-- BEGIN DATA SUPPLIED --

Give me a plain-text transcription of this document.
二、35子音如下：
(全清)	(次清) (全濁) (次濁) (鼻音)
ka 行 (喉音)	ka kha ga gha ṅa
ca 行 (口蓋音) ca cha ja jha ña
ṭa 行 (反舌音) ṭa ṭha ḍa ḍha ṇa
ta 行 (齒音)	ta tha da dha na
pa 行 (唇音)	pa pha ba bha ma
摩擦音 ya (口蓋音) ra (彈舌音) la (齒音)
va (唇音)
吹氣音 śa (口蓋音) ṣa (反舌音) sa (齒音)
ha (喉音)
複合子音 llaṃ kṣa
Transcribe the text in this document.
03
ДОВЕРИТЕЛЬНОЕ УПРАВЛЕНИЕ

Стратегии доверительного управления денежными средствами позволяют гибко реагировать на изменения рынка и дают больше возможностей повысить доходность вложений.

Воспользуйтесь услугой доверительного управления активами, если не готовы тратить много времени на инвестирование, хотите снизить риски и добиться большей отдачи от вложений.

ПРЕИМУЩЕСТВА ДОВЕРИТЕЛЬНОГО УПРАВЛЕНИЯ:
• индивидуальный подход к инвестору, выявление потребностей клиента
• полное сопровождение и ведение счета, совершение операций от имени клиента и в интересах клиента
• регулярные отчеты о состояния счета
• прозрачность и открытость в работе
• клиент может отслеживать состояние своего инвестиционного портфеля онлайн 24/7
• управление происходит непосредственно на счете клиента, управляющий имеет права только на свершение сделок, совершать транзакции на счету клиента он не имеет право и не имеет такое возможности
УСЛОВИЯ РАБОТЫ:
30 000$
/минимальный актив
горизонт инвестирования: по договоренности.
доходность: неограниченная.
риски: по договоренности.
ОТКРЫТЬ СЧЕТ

-- END DATA SUPPLIED --

— GIVEN TASK —
Each entry is to be returned in full, character for character.

— SOLUTION TO THIS PROBLEM —
Give me a plain-text transcription of this document.
二、35子音如下：
(全清)	(次清) (全濁) (次濁) (鼻音)
ka 行 (喉音)	ka kha ga gha ṅa
ca 行 (口蓋音) ca cha ja jha ña
ṭa 行 (反舌音) ṭa ṭha ḍa ḍha ṇa
ta 行 (齒音)	ta tha da dha na
pa 行 (唇音)	pa pha ba bha ma
摩擦音 ya (口蓋音) ra (彈舌音) la (齒音)
va (唇音)
吹氣音 śa (口蓋音) ṣa (反舌音) sa (齒音)
ha (喉音)
複合子音 llaṃ kṣa
Transcribe the text in this document.
03
ДОВЕРИТЕЛЬНОЕ УПРАВЛЕНИЕ

Стратегии доверительного управления денежными средствами позволяют гибко реагировать на изменения рынка и дают больше возможностей повысить доходность вложений.

Воспользуйтесь услугой доверительного управления активами, если не готовы тратить много времени на инвестирование, хотите снизить риски и добиться большей отдачи от вложений.

ПРЕИМУЩЕСТВА ДОВЕРИТЕЛЬНОГО УПРАВЛЕНИЯ:
• индивидуальный подход к инвестору, выявление потребностей клиента
• полное сопровождение и ведение счета, совершение операций от имени клиента и в интересах клиента
• регулярные отчеты о состояния счета
• прозрачность и открытость в работе
• клиент может отслеживать состояние своего инвестиционного портфеля онлайн 24/7
• управление происходит непосредственно на счете клиента, управляющий имеет права только на свершение сделок, совершать транзакции на счету клиента он не имеет право и не имеет такое возможности
УСЛОВИЯ РАБОТЫ:
30 000$
/минимальный актив
горизонт инвестирования: по договоренности.
доходность: неограниченная.
риски: по договоренности.
ОТКРЫТЬ СЧЕТ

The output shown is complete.